TASK: Every entry below must appear again, exactly as written.

(Dataset rows about figures)
□ □ □ □ □ □ □
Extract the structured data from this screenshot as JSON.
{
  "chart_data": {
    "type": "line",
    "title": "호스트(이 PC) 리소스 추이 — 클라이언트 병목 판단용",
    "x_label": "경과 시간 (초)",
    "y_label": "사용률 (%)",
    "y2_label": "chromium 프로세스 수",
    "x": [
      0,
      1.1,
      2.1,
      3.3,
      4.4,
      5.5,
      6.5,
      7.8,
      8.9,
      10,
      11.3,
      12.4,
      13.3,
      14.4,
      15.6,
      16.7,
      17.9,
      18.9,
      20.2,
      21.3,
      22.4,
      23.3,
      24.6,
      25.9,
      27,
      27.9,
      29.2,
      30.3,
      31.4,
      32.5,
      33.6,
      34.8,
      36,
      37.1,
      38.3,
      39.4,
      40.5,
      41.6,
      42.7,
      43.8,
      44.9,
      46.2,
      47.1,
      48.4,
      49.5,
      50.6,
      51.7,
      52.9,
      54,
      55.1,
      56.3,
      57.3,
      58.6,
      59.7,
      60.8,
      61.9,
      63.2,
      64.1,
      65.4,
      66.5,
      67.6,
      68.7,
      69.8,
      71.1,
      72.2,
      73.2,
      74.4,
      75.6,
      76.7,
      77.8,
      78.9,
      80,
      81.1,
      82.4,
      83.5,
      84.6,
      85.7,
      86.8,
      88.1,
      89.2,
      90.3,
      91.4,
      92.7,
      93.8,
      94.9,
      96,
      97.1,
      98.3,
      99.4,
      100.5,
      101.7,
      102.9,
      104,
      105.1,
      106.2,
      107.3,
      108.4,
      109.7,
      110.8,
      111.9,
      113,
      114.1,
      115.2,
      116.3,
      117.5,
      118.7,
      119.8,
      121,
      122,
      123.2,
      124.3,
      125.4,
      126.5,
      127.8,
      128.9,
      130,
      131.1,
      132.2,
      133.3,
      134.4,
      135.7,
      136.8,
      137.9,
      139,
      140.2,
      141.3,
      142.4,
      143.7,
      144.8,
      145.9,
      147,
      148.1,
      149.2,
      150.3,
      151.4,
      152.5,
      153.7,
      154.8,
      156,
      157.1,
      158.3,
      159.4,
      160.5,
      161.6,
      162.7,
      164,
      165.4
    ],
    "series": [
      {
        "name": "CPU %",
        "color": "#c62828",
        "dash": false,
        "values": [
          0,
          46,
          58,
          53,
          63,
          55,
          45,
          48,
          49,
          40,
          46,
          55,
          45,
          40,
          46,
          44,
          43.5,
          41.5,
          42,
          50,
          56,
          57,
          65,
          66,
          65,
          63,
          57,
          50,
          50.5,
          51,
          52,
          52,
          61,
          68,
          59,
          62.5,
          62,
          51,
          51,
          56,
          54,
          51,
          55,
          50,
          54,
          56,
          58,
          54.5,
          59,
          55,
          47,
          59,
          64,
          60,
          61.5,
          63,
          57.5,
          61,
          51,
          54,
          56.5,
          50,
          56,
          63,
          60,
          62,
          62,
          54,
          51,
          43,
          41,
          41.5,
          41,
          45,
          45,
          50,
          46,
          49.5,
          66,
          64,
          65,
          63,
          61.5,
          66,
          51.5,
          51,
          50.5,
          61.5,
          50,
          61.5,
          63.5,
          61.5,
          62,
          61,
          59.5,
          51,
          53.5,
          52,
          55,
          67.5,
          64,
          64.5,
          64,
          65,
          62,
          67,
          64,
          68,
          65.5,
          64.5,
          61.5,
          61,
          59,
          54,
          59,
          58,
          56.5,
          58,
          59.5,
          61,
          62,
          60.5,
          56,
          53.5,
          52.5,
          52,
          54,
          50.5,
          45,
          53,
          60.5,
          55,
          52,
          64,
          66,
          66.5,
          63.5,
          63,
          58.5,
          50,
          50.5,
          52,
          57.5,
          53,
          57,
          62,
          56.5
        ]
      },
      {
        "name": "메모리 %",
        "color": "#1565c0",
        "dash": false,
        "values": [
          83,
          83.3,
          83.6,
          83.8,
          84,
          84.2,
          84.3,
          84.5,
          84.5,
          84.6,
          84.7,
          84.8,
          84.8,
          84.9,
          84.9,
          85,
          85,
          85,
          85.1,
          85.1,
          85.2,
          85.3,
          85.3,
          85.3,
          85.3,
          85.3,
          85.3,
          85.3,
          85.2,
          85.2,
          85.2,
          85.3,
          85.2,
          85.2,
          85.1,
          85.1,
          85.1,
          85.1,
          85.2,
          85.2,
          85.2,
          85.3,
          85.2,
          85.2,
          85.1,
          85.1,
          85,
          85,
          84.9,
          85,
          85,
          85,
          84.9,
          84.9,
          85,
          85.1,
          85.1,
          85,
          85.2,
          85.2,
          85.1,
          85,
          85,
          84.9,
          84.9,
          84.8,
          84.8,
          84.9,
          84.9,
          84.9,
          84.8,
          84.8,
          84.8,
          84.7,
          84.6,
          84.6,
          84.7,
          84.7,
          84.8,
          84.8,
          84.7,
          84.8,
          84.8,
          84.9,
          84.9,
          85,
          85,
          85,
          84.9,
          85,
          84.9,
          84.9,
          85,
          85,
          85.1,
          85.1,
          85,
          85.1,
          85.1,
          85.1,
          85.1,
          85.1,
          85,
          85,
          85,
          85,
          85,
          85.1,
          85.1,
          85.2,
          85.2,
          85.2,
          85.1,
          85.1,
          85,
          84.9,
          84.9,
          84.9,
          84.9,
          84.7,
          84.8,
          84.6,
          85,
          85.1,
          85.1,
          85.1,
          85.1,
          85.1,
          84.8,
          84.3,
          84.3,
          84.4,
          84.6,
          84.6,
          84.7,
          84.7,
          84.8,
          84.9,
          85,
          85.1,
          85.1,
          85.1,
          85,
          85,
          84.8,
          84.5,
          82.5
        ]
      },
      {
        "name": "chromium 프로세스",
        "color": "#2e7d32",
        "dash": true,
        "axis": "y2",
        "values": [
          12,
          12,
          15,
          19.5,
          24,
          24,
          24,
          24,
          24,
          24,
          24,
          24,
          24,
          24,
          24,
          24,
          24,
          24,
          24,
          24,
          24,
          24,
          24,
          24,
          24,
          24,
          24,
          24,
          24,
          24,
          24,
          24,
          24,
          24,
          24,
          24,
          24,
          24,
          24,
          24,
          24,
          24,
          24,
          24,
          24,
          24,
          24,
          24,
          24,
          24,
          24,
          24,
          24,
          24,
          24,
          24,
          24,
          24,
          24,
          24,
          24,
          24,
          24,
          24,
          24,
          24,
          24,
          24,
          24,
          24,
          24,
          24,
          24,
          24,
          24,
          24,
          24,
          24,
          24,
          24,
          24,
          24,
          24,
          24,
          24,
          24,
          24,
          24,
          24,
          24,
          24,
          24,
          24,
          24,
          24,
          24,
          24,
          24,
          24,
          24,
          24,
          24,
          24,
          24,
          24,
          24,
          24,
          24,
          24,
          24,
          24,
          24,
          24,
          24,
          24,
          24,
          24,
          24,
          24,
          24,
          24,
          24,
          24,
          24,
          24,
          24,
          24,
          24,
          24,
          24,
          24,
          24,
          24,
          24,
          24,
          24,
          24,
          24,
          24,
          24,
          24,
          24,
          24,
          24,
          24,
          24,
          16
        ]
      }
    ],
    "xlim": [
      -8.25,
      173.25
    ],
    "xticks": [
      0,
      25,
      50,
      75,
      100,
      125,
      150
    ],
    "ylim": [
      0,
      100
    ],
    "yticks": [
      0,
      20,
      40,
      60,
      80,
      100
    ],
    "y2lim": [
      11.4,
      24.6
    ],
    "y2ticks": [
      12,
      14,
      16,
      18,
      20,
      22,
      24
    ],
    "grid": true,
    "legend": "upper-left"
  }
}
□ □ □ □ □ □ □
RESULT OF THIS EXERCISE:
Extract the structured data from this screenshot as JSON.
{
  "chart_data": {
    "type": "line",
    "title": "호스트(이 PC) 리소스 추이 — 클라이언트 병목 판단용",
    "x_label": "경과 시간 (초)",
    "y_label": "사용률 (%)",
    "y2_label": "chromium 프로세스 수",
    "x": [
      0,
      1.1,
      2.1,
      3.3,
      4.4,
      5.5,
      6.5,
      7.8,
      8.9,
      10,
      11.3,
      12.4,
      13.3,
      14.4,
      15.6,
      16.7,
      17.9,
      18.9,
      20.2,
      21.3,
      22.4,
      23.3,
      24.6,
      25.9,
      27,
      27.9,
      29.2,
      30.3,
      31.4,
      32.5,
      33.6,
      34.8,
      36,
      37.1,
      38.3,
      39.4,
      40.5,
      41.6,
      42.7,
      43.8,
      44.9,
      46.2,
      47.1,
      48.4,
      49.5,
      50.6,
      51.7,
      52.9,
      54,
      55.1,
      56.3,
      57.3,
      58.6,
      59.7,
      60.8,
      61.9,
      63.2,
      64.1,
      65.4,
      66.5,
      67.6,
      68.7,
      69.8,
      71.1,
      72.2,
      73.2,
      74.4,
      75.6,
      76.7,
      77.8,
      78.9,
      80,
      81.1,
      82.4,
      83.5,
      84.6,
      85.7,
      86.8,
      88.1,
      89.2,
      90.3,
      91.4,
      92.7,
      93.8,
      94.9,
      96,
      97.1,
      98.3,
      99.4,
      100.5,
      101.7,
      102.9,
      104,
      105.1,
      106.2,
      107.3,
      108.4,
      109.7,
      110.8,
      111.9,
      113,
      114.1,
      115.2,
      116.3,
      117.5,
      118.7,
      119.8,
      121,
      122,
      123.2,
      124.3,
      125.4,
      126.5,
      127.8,
      128.9,
      130,
      131.1,
      132.2,
      133.3,
      134.4,
      135.7,
      136.8,
      137.9,
      139,
      140.2,
      141.3,
      142.4,
      143.7,
      144.8,
      145.9,
      147,
      148.1,
      149.2,
      150.3,
      151.4,
      152.5,
      153.7,
      154.8,
      156,
      157.1,
      158.3,
      159.4,
      160.5,
      161.6,
      162.7,
      164,
      165.4
    ],
    "series": [
      {
        "name": "CPU %",
        "color": "#c62828",
        "dash": false,
        "values": [
          0,
          46,
          58,
          53,
          63,
          55,
          45,
          48,
          49,
          40,
          46,
          55,
          45,
          40,
          46,
          44,
          43.5,
          41.5,
          42,
          50,
          56,
          57,
          65,
          66,
          65,
          63,
          57,
          50,
          50.5,
          51,
          52,
          52,
          61,
          68,
          59,
          62.5,
          62,
          51,
          51,
          56,
          54,
          51,
          55,
          50,
          54,
          56,
          58,
          54.5,
          59,
          55,
          47,
          59,
          64,
          60,
          61.5,
          63,
          57.5,
          61,
          51,
          54,
          56.5,
          50,
          56,
          63,
          60,
          62,
          62,
          54,
          51,
          43,
          41,
          41.5,
          41,
          45,
          45,
          50,
          46,
          49.5,
          66,
          64,
          65,
          63,
          61.5,
          66,
          51.5,
          51,
          50.5,
          61.5,
          50,
          61.5,
          63.5,
          61.5,
          62,
          61,
          59.5,
          51,
          53.5,
          52,
          55,
          67.5,
          64,
          64.5,
          64,
          65,
          62,
          67,
          64,
          68,
          65.5,
          64.5,
          61.5,
          61,
          59,
          54,
          59,
          58,
          56.5,
          58,
          59.5,
          61,
          62,
          60.5,
          56,
          53.5,
          52.5,
          52,
          54,
          50.5,
          45,
          53,
          60.5,
          55,
          52,
          64,
          66,
          66.5,
          63.5,
          63,
          58.5,
          50,
          50.5,
          52,
          57.5,
          53,
          57,
          62,
          56.5
        ]
      },
      {
        "name": "메모리 %",
        "color": "#1565c0",
        "dash": false,
        "values": [
          83,
          83.3,
          83.6,
          83.8,
          84,
          84.2,
          84.3,
          84.5,
          84.5,
          84.6,
          84.7,
          84.8,
          84.8,
          84.9,
          84.9,
          85,
          85,
          85,
          85.1,
          85.1,
          85.2,
          85.3,
          85.3,
          85.3,
          85.3,
          85.3,
          85.3,
          85.3,
          85.2,
          85.2,
          85.2,
          85.3,
          85.2,
          85.2,
          85.1,
          85.1,
          85.1,
          85.1,
          85.2,
          85.2,
          85.2,
          85.3,
          85.2,
          85.2,
          85.1,
          85.1,
          85,
          85,
          84.9,
          85,
          85,
          85,
          84.9,
          84.9,
          85,
          85.1,
          85.1,
          85,
          85.2,
          85.2,
          85.1,
          85,
          85,
          84.9,
          84.9,
          84.8,
          84.8,
          84.9,
          84.9,
          84.9,
          84.8,
          84.8,
          84.8,
          84.7,
          84.6,
          84.6,
          84.7,
          84.7,
          84.8,
          84.8,
          84.7,
          84.8,
          84.8,
          84.9,
          84.9,
          85,
          85,
          85,
          84.9,
          85,
          84.9,
          84.9,
          85,
          85,
          85.1,
          85.1,
          85,
          85.1,
          85.1,
          85.1,
          85.1,
          85.1,
          85,
          85,
          85,
          85,
          85,
          85.1,
          85.1,
          85.2,
          85.2,
          85.2,
          85.1,
          85.1,
          85,
          84.9,
          84.9,
          84.9,
          84.9,
          84.7,
          84.8,
          84.6,
          85,
          85.1,
          85.1,
          85.1,
          85.1,
          85.1,
          84.8,
          84.3,
          84.3,
          84.4,
          84.6,
          84.6,
          84.7,
          84.7,
          84.8,
          84.9,
          85,
          85.1,
          85.1,
          85.1,
          85,
          85,
          84.8,
          84.5,
          82.5
        ]
      },
      {
        "name": "chromium 프로세스",
        "color": "#2e7d32",
        "dash": true,
        "axis": "y2",
        "values": [
          12,
          12,
          15,
          19.5,
          24,
          24,
          24,
          24,
          24,
          24,
          24,
          24,
          24,
          24,
          24,
          24,
          24,
          24,
          24,
          24,
          24,
          24,
          24,
          24,
          24,
          24,
          24,
          24,
          24,
          24,
          24,
          24,
          24,
          24,
          24,
          24,
          24,
          24,
          24,
          24,
          24,
          24,
          24,
          24,
          24,
          24,
          24,
          24,
          24,
          24,
          24,
          24,
          24,
          24,
          24,
          24,
          24,
          24,
          24,
          24,
          24,
          24,
          24,
          24,
          24,
          24,
          24,
          24,
          24,
          24,
          24,
          24,
          24,
          24,
          24,
          24,
          24,
          24,
          24,
          24,
          24,
          24,
          24,
          24,
          24,
          24,
          24,
          24,
          24,
          24,
          24,
          24,
          24,
          24,
          24,
          24,
          24,
          24,
          24,
          24,
          24,
          24,
          24,
          24,
          24,
          24,
          24,
          24,
          24,
          24,
          24,
          24,
          24,
          24,
          24,
          24,
          24,
          24,
          24,
          24,
          24,
          24,
          24,
          24,
          24,
          24,
          24,
          24,
          24,
          24,
          24,
          24,
          24,
          24,
          24,
          24,
          24,
          24,
          24,
          24,
          24,
          24,
          24,
          24,
          24,
          24,
          16
        ]
      }
    ],
    "xlim": [
      -8.25,
      173.25
    ],
    "xticks": [
      0,
      25,
      50,
      75,
      100,
      125,
      150
    ],
    "ylim": [
      0,
      100
    ],
    "yticks": [
      0,
      20,
      40,
      60,
      80,
      100
    ],
    "y2lim": [
      11.4,
      24.6
    ],
    "y2ticks": [
      12,
      14,
      16,
      18,
      20,
      22,
      24
    ],
    "grid": true,
    "legend": "upper-left"
  }
}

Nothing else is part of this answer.